[Stored data]
────────────────────────────────────────

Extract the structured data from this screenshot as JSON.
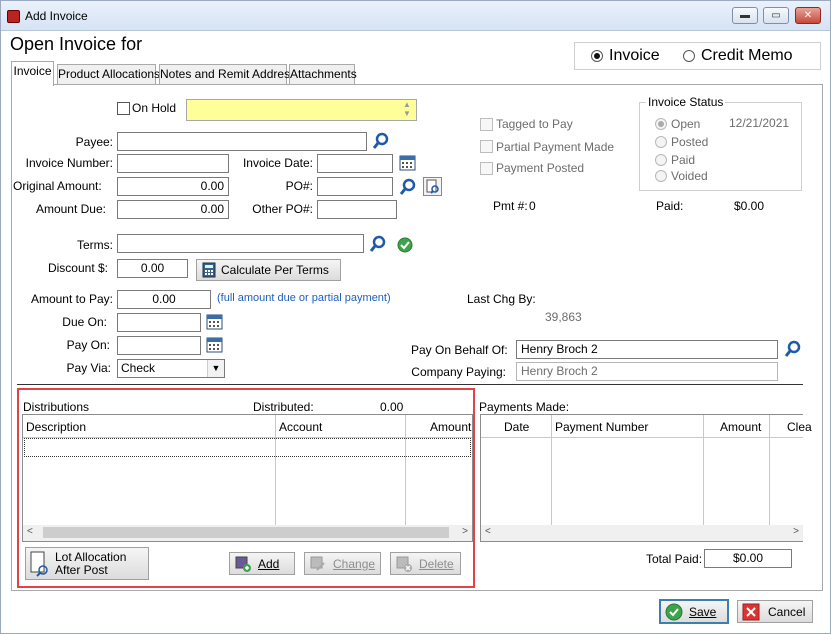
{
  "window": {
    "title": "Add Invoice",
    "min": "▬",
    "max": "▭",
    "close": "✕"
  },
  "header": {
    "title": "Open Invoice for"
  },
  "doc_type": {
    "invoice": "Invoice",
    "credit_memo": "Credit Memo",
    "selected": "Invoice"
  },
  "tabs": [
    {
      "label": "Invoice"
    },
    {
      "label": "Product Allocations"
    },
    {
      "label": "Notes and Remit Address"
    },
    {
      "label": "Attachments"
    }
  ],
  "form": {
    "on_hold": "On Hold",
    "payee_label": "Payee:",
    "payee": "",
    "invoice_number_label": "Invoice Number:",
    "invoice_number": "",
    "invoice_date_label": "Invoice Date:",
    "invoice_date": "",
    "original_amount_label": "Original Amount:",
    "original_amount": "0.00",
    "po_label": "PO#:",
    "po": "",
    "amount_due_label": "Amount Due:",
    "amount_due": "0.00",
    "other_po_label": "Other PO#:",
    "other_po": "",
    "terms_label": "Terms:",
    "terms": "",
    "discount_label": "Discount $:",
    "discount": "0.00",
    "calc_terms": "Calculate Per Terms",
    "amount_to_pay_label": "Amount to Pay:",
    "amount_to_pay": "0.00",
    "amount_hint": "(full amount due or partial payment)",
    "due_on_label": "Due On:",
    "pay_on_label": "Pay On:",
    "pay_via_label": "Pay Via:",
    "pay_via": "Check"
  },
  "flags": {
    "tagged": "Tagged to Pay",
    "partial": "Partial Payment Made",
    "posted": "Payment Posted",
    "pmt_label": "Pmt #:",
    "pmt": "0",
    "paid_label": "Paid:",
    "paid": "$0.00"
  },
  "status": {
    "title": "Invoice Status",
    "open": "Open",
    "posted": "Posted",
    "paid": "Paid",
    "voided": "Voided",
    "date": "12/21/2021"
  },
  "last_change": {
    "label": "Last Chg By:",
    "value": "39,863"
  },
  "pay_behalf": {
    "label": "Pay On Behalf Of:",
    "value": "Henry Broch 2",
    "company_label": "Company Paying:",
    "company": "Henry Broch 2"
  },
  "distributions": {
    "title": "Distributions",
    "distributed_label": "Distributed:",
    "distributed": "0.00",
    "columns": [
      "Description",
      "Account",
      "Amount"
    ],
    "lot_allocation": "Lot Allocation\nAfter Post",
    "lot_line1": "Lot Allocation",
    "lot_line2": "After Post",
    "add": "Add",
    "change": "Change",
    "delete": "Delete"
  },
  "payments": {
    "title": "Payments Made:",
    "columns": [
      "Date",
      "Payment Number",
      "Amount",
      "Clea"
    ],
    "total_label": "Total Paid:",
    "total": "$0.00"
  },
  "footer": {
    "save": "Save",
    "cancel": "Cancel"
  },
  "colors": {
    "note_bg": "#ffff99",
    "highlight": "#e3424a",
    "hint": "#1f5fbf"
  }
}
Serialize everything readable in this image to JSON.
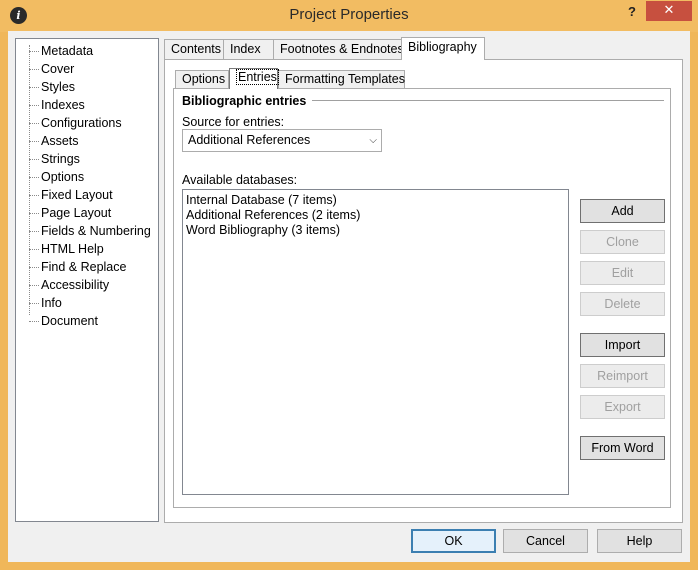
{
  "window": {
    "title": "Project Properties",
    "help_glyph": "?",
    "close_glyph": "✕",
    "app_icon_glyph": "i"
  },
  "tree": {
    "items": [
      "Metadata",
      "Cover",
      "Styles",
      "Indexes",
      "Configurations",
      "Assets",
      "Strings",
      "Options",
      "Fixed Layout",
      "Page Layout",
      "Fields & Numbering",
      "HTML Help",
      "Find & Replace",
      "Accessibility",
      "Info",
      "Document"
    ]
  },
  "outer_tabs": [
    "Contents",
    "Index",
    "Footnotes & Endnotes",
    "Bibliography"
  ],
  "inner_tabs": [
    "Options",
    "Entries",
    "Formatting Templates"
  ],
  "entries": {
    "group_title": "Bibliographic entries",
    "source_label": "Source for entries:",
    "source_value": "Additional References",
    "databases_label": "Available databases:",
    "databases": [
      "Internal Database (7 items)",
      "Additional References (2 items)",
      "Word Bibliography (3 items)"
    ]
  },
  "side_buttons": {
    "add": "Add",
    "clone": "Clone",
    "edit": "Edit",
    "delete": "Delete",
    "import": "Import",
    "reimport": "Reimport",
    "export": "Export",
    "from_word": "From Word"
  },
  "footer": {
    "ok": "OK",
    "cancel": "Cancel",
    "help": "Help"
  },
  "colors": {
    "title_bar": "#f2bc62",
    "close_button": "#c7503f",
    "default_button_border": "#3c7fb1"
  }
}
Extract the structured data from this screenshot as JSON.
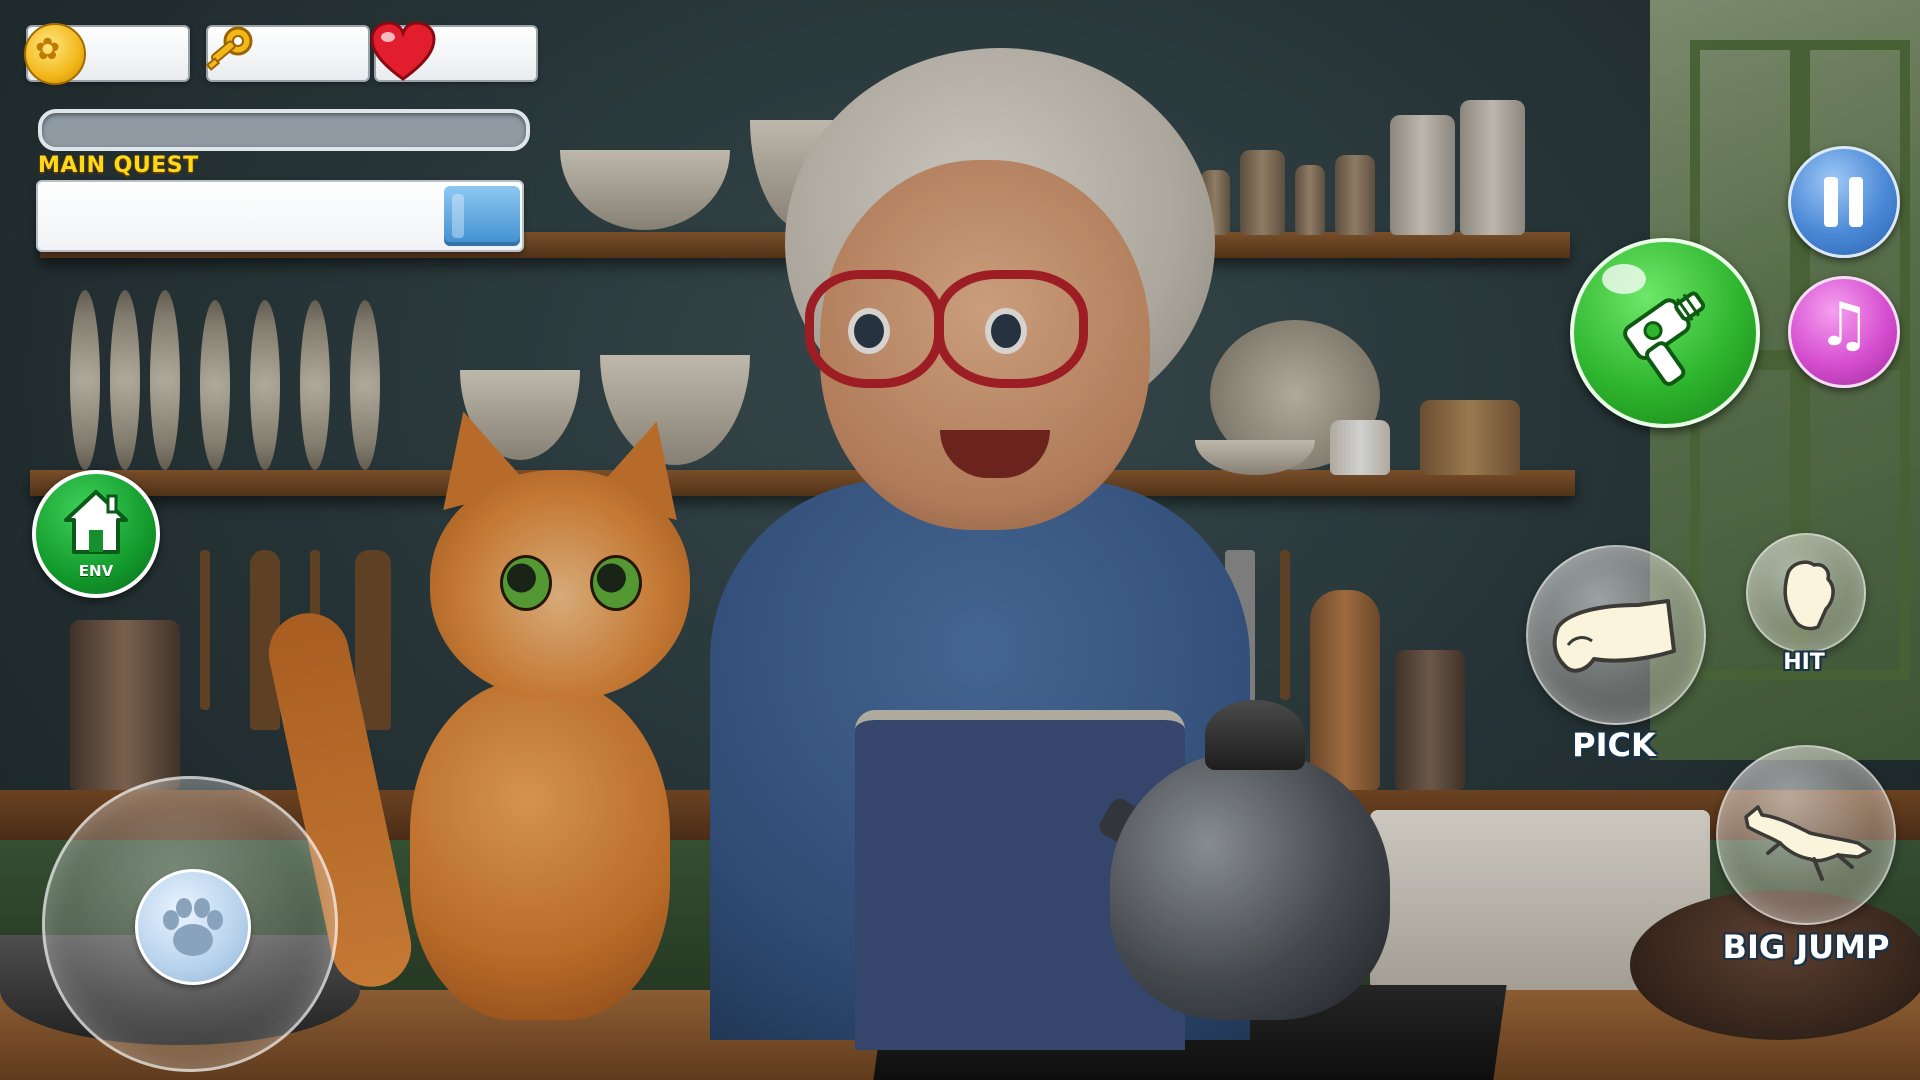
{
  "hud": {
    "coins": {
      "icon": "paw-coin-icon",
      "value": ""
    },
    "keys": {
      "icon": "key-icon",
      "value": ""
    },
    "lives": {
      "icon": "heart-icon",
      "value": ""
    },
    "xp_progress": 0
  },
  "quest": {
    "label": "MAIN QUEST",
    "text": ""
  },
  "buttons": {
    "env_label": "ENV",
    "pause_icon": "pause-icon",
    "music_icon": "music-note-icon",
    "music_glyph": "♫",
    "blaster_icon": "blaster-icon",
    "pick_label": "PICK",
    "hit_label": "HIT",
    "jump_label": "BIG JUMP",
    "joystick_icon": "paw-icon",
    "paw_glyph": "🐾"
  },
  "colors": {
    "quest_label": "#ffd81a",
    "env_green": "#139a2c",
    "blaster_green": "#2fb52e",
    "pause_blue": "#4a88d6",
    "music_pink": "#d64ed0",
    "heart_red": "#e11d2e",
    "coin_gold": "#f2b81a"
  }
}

────────────────────────────────────────

→ **Stated task**
Restate the records word for word, omitting images.

→ **Response to the task**
Extract the structured data from this screenshot as JSON.
{
  "window": {
    "title": "Add Invoice",
    "min": "▬",
    "max": "▭",
    "close": "✕"
  },
  "header": {
    "title": "Open Invoice for"
  },
  "doc_type": {
    "invoice": "Invoice",
    "credit_memo": "Credit Memo",
    "selected": "Invoice"
  },
  "tabs": [
    {
      "label": "Invoice"
    },
    {
      "label": "Product Allocations"
    },
    {
      "label": "Notes and Remit Address"
    },
    {
      "label": "Attachments"
    }
  ],
  "form": {
    "on_hold": "On Hold",
    "payee_label": "Payee:",
    "payee": "",
    "invoice_number_label": "Invoice Number:",
    "invoice_number": "",
    "invoice_date_label": "Invoice Date:",
    "invoice_date": "",
    "original_amount_label": "Original Amount:",
    "original_amount": "0.00",
    "po_label": "PO#:",
    "po": "",
    "amount_due_label": "Amount Due:",
    "amount_due": "0.00",
    "other_po_label": "Other PO#:",
    "other_po": "",
    "terms_label": "Terms:",
    "terms": "",
    "discount_label": "Discount $:",
    "discount": "0.00",
    "calc_terms": "Calculate Per Terms",
    "amount_to_pay_label": "Amount to Pay:",
    "amount_to_pay": "0.00",
    "amount_hint": "(full amount due or partial payment)",
    "due_on_label": "Due On:",
    "pay_on_label": "Pay On:",
    "pay_via_label": "Pay Via:",
    "pay_via": "Check"
  },
  "flags": {
    "tagged": "Tagged to Pay",
    "partial": "Partial Payment Made",
    "posted": "Payment Posted",
    "pmt_label": "Pmt #:",
    "pmt": "0",
    "paid_label": "Paid:",
    "paid": "$0.00"
  },
  "status": {
    "title": "Invoice Status",
    "open": "Open",
    "posted": "Posted",
    "paid": "Paid",
    "voided": "Voided",
    "date": "12/21/2021"
  },
  "last_change": {
    "label": "Last Chg By:",
    "value": "39,863"
  },
  "pay_behalf": {
    "label": "Pay On Behalf Of:",
    "value": "Henry Broch 2",
    "company_label": "Company Paying:",
    "company": "Henry Broch 2"
  },
  "distributions": {
    "title": "Distributions",
    "distributed_label": "Distributed:",
    "distributed": "0.00",
    "columns": [
      "Description",
      "Account",
      "Amount"
    ],
    "lot_allocation": "Lot Allocation\nAfter Post",
    "lot_line1": "Lot Allocation",
    "lot_line2": "After Post",
    "add": "Add",
    "change": "Change",
    "delete": "Delete"
  },
  "payments": {
    "title": "Payments Made:",
    "columns": [
      "Date",
      "Payment Number",
      "Amount",
      "Clea"
    ],
    "total_label": "Total Paid:",
    "total": "$0.00"
  },
  "footer": {
    "save": "Save",
    "cancel": "Cancel"
  },
  "colors": {
    "note_bg": "#ffff99",
    "highlight": "#e3424a",
    "hint": "#1f5fbf"
  }
}
Serialize everything readable in this image to JSON.
{
  "window": {
    "title": "Project Properties",
    "help_glyph": "?",
    "close_glyph": "✕",
    "app_icon_glyph": "i"
  },
  "tree": {
    "items": [
      "Metadata",
      "Cover",
      "Styles",
      "Indexes",
      "Configurations",
      "Assets",
      "Strings",
      "Options",
      "Fixed Layout",
      "Page Layout",
      "Fields & Numbering",
      "HTML Help",
      "Find & Replace",
      "Accessibility",
      "Info",
      "Document"
    ]
  },
  "outer_tabs": [
    "Contents",
    "Index",
    "Footnotes & Endnotes",
    "Bibliography"
  ],
  "inner_tabs": [
    "Options",
    "Entries",
    "Formatting Templates"
  ],
  "entries": {
    "group_title": "Bibliographic entries",
    "source_label": "Source for entries:",
    "source_value": "Additional References",
    "databases_label": "Available databases:",
    "databases": [
      "Internal Database (7 items)",
      "Additional References (2 items)",
      "Word Bibliography (3 items)"
    ]
  },
  "side_buttons": {
    "add": "Add",
    "clone": "Clone",
    "edit": "Edit",
    "delete": "Delete",
    "import": "Import",
    "reimport": "Reimport",
    "export": "Export",
    "from_word": "From Word"
  },
  "footer": {
    "ok": "OK",
    "cancel": "Cancel",
    "help": "Help"
  },
  "colors": {
    "title_bar": "#f2bc62",
    "close_button": "#c7503f",
    "default_button_border": "#3c7fb1"
  }
}
Extract the structured data from this screenshot as JSON.
{
  "hud": {
    "coins": {
      "icon": "paw-coin-icon",
      "value": ""
    },
    "keys": {
      "icon": "key-icon",
      "value": ""
    },
    "lives": {
      "icon": "heart-icon",
      "value": ""
    },
    "xp_progress": 0
  },
  "quest": {
    "label": "MAIN QUEST",
    "text": ""
  },
  "buttons": {
    "env_label": "ENV",
    "pause_icon": "pause-icon",
    "music_icon": "music-note-icon",
    "music_glyph": "♫",
    "blaster_icon": "blaster-icon",
    "pick_label": "PICK",
    "hit_label": "HIT",
    "jump_label": "BIG JUMP",
    "joystick_icon": "paw-icon",
    "paw_glyph": "🐾"
  },
  "colors": {
    "quest_label": "#ffd81a",
    "env_green": "#139a2c",
    "blaster_green": "#2fb52e",
    "pause_blue": "#4a88d6",
    "music_pink": "#d64ed0",
    "heart_red": "#e11d2e",
    "coin_gold": "#f2b81a"
  }
}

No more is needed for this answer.